Dataset excerpts:

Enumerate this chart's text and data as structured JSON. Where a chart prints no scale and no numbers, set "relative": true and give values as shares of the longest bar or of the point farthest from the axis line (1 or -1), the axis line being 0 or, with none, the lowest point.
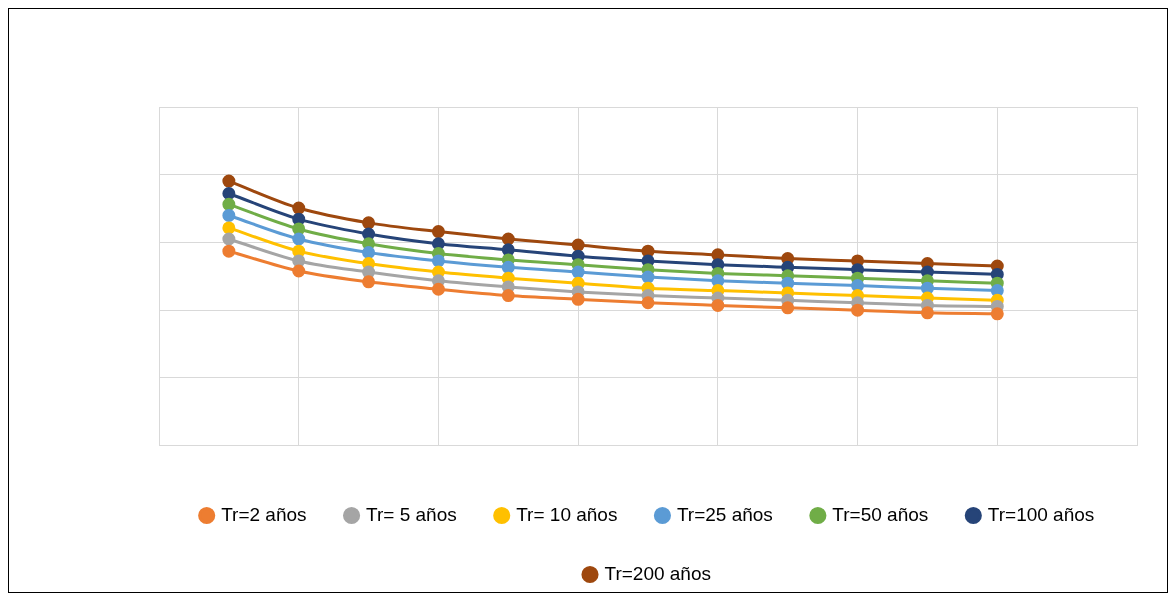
{
  "chart_data": {
    "type": "line",
    "relative": true,
    "grid": true,
    "legend": "bottom",
    "marker": "circle",
    "line_style": "solid",
    "categories": [
      null,
      null,
      null,
      null,
      null,
      null,
      null,
      null,
      null,
      null,
      null,
      null,
      null,
      null,
      null
    ],
    "series": [
      {
        "name": "Tr=2 años",
        "color": "#ed7d31",
        "values": [
          null,
          0.735,
          0.66,
          0.619,
          0.591,
          0.567,
          0.553,
          0.54,
          0.53,
          0.521,
          0.512,
          0.502,
          0.498,
          null,
          null
        ]
      },
      {
        "name": "Tr= 5 años",
        "color": "#a5a5a5",
        "values": [
          null,
          0.781,
          0.698,
          0.656,
          0.623,
          0.6,
          0.581,
          0.567,
          0.558,
          0.549,
          0.54,
          0.53,
          0.526,
          null,
          null
        ]
      },
      {
        "name": "Tr= 10 años",
        "color": "#ffc000",
        "values": [
          null,
          0.823,
          0.735,
          0.688,
          0.656,
          0.633,
          0.614,
          0.595,
          0.586,
          0.577,
          0.567,
          0.558,
          0.549,
          null,
          null
        ]
      },
      {
        "name": "Tr=25 años",
        "color": "#5b9bd5",
        "values": [
          null,
          0.87,
          0.781,
          0.73,
          0.698,
          0.674,
          0.656,
          0.637,
          0.623,
          0.614,
          0.605,
          0.595,
          0.586,
          null,
          null
        ]
      },
      {
        "name": "Tr=50 años",
        "color": "#70ad47",
        "values": [
          null,
          0.912,
          0.819,
          0.763,
          0.726,
          0.702,
          0.684,
          0.665,
          0.651,
          0.642,
          0.633,
          0.623,
          0.614,
          null,
          null
        ]
      },
      {
        "name": "Tr=100 años",
        "color": "#264478",
        "values": [
          null,
          0.953,
          0.856,
          0.8,
          0.763,
          0.74,
          0.716,
          0.698,
          0.684,
          0.674,
          0.665,
          0.656,
          0.647,
          null,
          null
        ]
      },
      {
        "name": "Tr=200 años",
        "color": "#9e480e",
        "values": [
          null,
          1,
          0.898,
          0.842,
          0.809,
          0.781,
          0.758,
          0.735,
          0.721,
          0.707,
          0.698,
          0.688,
          0.679,
          null,
          null
        ]
      }
    ]
  }
}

Exercise: Each record should be quoted exactly, with the images omitted.

Full answer:
Enumerate this chart's text and data as structured JSON. Where a chart prints no scale and no numbers, set "relative": true and give values as shares of the longest bar or of the point farthest from the axis line (1 or -1), the axis line being 0 or, with none, the lowest point.
{
  "chart_data": {
    "type": "line",
    "relative": true,
    "grid": true,
    "legend": "bottom",
    "marker": "circle",
    "line_style": "solid",
    "categories": [
      null,
      null,
      null,
      null,
      null,
      null,
      null,
      null,
      null,
      null,
      null,
      null,
      null,
      null,
      null
    ],
    "series": [
      {
        "name": "Tr=2 años",
        "color": "#ed7d31",
        "values": [
          null,
          0.735,
          0.66,
          0.619,
          0.591,
          0.567,
          0.553,
          0.54,
          0.53,
          0.521,
          0.512,
          0.502,
          0.498,
          null,
          null
        ]
      },
      {
        "name": "Tr= 5 años",
        "color": "#a5a5a5",
        "values": [
          null,
          0.781,
          0.698,
          0.656,
          0.623,
          0.6,
          0.581,
          0.567,
          0.558,
          0.549,
          0.54,
          0.53,
          0.526,
          null,
          null
        ]
      },
      {
        "name": "Tr= 10 años",
        "color": "#ffc000",
        "values": [
          null,
          0.823,
          0.735,
          0.688,
          0.656,
          0.633,
          0.614,
          0.595,
          0.586,
          0.577,
          0.567,
          0.558,
          0.549,
          null,
          null
        ]
      },
      {
        "name": "Tr=25 años",
        "color": "#5b9bd5",
        "values": [
          null,
          0.87,
          0.781,
          0.73,
          0.698,
          0.674,
          0.656,
          0.637,
          0.623,
          0.614,
          0.605,
          0.595,
          0.586,
          null,
          null
        ]
      },
      {
        "name": "Tr=50 años",
        "color": "#70ad47",
        "values": [
          null,
          0.912,
          0.819,
          0.763,
          0.726,
          0.702,
          0.684,
          0.665,
          0.651,
          0.642,
          0.633,
          0.623,
          0.614,
          null,
          null
        ]
      },
      {
        "name": "Tr=100 años",
        "color": "#264478",
        "values": [
          null,
          0.953,
          0.856,
          0.8,
          0.763,
          0.74,
          0.716,
          0.698,
          0.684,
          0.674,
          0.665,
          0.656,
          0.647,
          null,
          null
        ]
      },
      {
        "name": "Tr=200 años",
        "color": "#9e480e",
        "values": [
          null,
          1,
          0.898,
          0.842,
          0.809,
          0.781,
          0.758,
          0.735,
          0.721,
          0.707,
          0.698,
          0.688,
          0.679,
          null,
          null
        ]
      }
    ]
  }
}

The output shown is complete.